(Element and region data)

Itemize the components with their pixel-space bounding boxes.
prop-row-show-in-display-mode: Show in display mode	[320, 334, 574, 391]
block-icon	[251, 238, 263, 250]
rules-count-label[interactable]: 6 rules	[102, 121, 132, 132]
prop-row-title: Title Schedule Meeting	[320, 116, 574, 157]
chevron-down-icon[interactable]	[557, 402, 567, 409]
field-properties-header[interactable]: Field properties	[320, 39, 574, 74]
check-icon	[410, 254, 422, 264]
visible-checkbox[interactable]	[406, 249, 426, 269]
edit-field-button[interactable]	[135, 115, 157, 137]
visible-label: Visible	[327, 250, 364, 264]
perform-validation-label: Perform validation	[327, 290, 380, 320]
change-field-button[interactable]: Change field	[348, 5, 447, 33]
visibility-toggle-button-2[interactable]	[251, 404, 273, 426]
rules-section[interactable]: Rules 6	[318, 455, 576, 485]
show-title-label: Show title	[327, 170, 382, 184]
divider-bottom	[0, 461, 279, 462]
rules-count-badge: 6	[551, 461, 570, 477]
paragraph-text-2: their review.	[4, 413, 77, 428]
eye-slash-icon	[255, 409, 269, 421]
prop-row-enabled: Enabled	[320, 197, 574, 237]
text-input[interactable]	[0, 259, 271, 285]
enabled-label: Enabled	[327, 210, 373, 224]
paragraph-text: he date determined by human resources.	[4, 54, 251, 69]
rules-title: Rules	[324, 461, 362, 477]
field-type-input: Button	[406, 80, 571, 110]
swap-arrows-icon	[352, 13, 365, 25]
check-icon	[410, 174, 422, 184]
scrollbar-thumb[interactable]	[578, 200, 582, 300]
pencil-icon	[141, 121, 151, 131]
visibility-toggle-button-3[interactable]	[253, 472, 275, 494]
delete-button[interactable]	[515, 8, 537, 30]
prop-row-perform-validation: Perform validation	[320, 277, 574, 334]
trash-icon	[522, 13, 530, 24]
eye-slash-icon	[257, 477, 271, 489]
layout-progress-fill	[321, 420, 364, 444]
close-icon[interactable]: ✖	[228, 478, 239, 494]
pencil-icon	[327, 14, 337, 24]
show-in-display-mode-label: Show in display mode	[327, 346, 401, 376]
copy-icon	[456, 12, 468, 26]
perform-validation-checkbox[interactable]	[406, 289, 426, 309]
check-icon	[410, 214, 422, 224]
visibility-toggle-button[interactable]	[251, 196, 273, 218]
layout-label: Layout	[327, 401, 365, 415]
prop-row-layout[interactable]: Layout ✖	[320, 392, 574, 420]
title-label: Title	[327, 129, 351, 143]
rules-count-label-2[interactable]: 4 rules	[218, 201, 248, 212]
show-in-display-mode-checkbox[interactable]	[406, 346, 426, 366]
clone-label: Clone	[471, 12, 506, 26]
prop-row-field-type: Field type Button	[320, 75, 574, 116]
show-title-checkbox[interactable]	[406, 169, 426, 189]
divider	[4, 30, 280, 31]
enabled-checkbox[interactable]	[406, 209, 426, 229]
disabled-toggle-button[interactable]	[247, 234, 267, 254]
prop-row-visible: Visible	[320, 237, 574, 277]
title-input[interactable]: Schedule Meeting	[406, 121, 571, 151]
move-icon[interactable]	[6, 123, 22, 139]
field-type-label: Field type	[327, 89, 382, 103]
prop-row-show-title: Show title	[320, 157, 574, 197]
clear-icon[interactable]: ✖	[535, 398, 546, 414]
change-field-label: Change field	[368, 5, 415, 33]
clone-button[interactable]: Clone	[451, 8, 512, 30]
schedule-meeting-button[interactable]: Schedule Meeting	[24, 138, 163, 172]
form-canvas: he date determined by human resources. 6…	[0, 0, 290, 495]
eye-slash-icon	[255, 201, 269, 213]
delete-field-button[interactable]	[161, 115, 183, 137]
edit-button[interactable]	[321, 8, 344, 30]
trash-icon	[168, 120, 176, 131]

▶ What you are asked to do: Please pull out every line of the material above that contains the string "clone". Case counts.

▶ Answer to this task:
clone-label: Clone	[471, 12, 506, 26]
clone-button[interactable]: Clone	[451, 8, 512, 30]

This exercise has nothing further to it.